Excerpted text -
RT is important in the treatment of patients with HCC and PVTT probably because of radiosensitivity of PVTT cells to irradiation.17 When combined with TACE or hepatic arterial infusion chemotherapy, 3DCRT has been shown to achieve adequate thrombus shrinkage and portal vein flow restoration in patients with HCC and PVTT.10,32-34 A randomized clinical trial by Yoon et al10 using a combination of RT and TACE (n = 45) as a first-line treatment of HCC with PVTT resulted in significantly better progression-free survival, objective response rate, and time to progression compared with sorafenib (n = 45). The OS in the TACE plus RT group was significantly improved (55.0 v 43.0 weeks), even after 48.9% of patients with PD within 12 weeks in the sorafenib group were switched to receive TACE plus RT.
However, only a few reports exist on the use of RT as a neoadjuvant therapy for HCC. A retrospective study found that neoadjuvant RT is associated with improved long-term survival in patients with HCC compared with adjuvant RT.35 Nevertheless, the dose of neoadjuvant RT was not described in this research. Surgical treatment of HCC with PVTT is complex, and a major hepatectomy with or without thrombectomy is required. Thus, to ensure safety of the subsequent hepatectomy, it is necessary to use a low dose of irradiation to minimize radiation injury to the nontumorous liver and to shorten the time interval between the neoadjuvant treatment and surgery. Our previous clinical experience and basic research have indicated that a total radiation dose of 18 Gy in six fractions can be used as a bridge to liver resection for HCC with PVTT.13,17 In our previous study in 95 patients, 12 of 45 in the neoadjuvant RT group had significant reduction in the extent of PVTT after RT, whereas four had PD. Survival analyses showed that neoadjuvant RT resulted in significantly better OS and DFS than hepatectomy alone.13 The current prospective randomized study also confirmed the benefit of neoadjuvant RT in patients with HCC with PVTT, and RT resulted in a low rate of adverse effects. RT contributed to the improved survival outcomes mainly by decreasing the tumor volume in PVTT, which is a known poor prognostic indicator of postoperative survival. The reduction in PVTT volume, especially by downstaging the PVTT type, facilitated surgical treatment and reduced the possibility of residual tumor or spread in the portal vein during surgery.

Problems to solve -
**a.** Print the section of the radiotherapy passage that opens with the words containing "RT is important" and closes with "TACE plus RT.".
**b.** Give every abbreviation written in capital letters in the radiotherapy passage, naming each one only once.

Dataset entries
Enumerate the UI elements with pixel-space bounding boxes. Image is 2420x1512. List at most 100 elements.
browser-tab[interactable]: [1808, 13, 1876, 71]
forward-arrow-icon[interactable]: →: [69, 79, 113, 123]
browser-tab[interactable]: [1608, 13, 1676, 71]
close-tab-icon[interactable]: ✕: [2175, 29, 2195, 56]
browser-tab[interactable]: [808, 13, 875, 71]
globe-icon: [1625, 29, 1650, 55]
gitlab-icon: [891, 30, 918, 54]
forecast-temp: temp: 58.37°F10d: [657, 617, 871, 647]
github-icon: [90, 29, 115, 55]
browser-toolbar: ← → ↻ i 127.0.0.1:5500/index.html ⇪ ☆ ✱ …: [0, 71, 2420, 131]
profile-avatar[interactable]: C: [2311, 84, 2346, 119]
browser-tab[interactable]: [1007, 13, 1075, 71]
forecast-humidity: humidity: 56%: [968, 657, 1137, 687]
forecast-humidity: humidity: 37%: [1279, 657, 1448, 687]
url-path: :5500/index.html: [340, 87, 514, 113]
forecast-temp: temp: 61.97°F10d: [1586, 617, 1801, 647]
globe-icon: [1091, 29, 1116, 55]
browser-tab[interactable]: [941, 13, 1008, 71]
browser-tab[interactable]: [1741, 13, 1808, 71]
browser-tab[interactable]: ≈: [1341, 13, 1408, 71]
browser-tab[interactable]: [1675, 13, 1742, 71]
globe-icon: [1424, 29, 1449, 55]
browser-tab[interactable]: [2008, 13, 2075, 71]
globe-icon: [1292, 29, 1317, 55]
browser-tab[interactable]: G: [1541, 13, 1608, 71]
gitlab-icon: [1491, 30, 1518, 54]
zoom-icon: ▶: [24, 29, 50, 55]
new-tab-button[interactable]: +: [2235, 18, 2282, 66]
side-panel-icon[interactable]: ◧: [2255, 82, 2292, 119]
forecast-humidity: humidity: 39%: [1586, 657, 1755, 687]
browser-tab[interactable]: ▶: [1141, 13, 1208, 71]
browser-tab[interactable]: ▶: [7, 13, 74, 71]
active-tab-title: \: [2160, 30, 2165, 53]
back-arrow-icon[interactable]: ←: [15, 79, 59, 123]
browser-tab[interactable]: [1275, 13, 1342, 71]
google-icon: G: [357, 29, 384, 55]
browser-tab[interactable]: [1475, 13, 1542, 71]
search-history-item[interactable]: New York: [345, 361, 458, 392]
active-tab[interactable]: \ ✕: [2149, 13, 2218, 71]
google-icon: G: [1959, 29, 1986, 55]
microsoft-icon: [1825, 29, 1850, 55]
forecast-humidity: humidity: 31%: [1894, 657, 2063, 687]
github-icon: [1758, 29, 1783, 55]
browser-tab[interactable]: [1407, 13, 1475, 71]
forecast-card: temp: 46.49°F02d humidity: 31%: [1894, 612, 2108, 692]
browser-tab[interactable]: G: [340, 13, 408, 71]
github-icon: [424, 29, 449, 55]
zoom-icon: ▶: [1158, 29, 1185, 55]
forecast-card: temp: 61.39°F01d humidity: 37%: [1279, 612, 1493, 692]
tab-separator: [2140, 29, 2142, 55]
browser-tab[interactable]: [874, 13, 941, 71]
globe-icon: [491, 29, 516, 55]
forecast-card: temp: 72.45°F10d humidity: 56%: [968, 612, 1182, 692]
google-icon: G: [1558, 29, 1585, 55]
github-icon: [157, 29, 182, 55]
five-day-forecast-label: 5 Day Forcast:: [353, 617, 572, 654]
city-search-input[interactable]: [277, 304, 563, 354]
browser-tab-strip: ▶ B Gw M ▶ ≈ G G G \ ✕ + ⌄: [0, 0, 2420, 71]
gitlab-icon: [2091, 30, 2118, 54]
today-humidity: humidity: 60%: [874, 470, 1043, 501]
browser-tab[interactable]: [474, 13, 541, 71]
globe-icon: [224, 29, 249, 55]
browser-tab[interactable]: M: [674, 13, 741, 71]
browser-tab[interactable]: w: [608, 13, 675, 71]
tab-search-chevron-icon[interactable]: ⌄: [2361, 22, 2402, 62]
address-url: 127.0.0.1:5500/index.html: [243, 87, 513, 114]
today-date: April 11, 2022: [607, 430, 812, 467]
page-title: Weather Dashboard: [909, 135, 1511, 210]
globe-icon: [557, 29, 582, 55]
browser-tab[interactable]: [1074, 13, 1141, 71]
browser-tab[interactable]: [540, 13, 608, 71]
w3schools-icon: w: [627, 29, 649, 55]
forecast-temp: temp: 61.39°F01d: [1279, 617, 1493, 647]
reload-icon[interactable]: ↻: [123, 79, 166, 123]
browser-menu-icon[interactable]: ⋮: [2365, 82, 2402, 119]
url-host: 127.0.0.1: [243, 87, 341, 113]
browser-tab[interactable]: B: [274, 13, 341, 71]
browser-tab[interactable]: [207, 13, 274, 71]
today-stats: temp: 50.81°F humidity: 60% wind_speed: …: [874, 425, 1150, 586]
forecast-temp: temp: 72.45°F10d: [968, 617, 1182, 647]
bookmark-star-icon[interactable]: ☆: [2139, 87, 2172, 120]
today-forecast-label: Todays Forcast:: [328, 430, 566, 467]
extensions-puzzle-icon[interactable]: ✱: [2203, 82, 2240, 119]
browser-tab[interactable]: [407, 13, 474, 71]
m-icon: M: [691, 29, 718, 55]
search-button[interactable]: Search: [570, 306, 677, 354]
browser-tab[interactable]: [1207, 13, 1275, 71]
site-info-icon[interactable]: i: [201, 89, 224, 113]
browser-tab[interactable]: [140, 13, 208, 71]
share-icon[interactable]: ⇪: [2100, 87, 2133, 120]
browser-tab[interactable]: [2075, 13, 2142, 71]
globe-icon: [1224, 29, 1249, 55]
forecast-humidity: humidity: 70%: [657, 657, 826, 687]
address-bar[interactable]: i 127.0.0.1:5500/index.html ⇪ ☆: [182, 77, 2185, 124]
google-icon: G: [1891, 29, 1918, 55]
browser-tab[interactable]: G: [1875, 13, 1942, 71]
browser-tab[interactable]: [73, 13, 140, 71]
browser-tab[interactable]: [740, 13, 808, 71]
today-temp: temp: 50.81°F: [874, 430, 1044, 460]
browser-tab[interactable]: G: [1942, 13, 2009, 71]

Solutions to the exercise -
**a.**
RT is important in the treatment of patients with HCC and PVTT probably because of radiosensitivity of PVTT cells to irradiation.17 When combined with TACE or hepatic arterial infusion chemotherapy, 3DCRT has been shown to achieve adequate thrombus shrinkage and portal vein flow restoration in patients with HCC and PVTT.10,32-34 A randomized clinical trial by Yoon et al10 using a combination of RT and TACE (n = 45) as a first-line treatment of HCC with PVTT resulted in significantly better progression-free survival, objective response rate, and time to progression compared with sorafenib (n = 45). The OS in the TACE plus RT group was significantly improved (55.0 v 43.0 weeks), even after 48.9% of patients with PD within 12 weeks in the sorafenib group were switched to receive TACE plus RT.

**b.** RT, HCC, PVTT, TACE, 3DCRT, OS, PD, DFS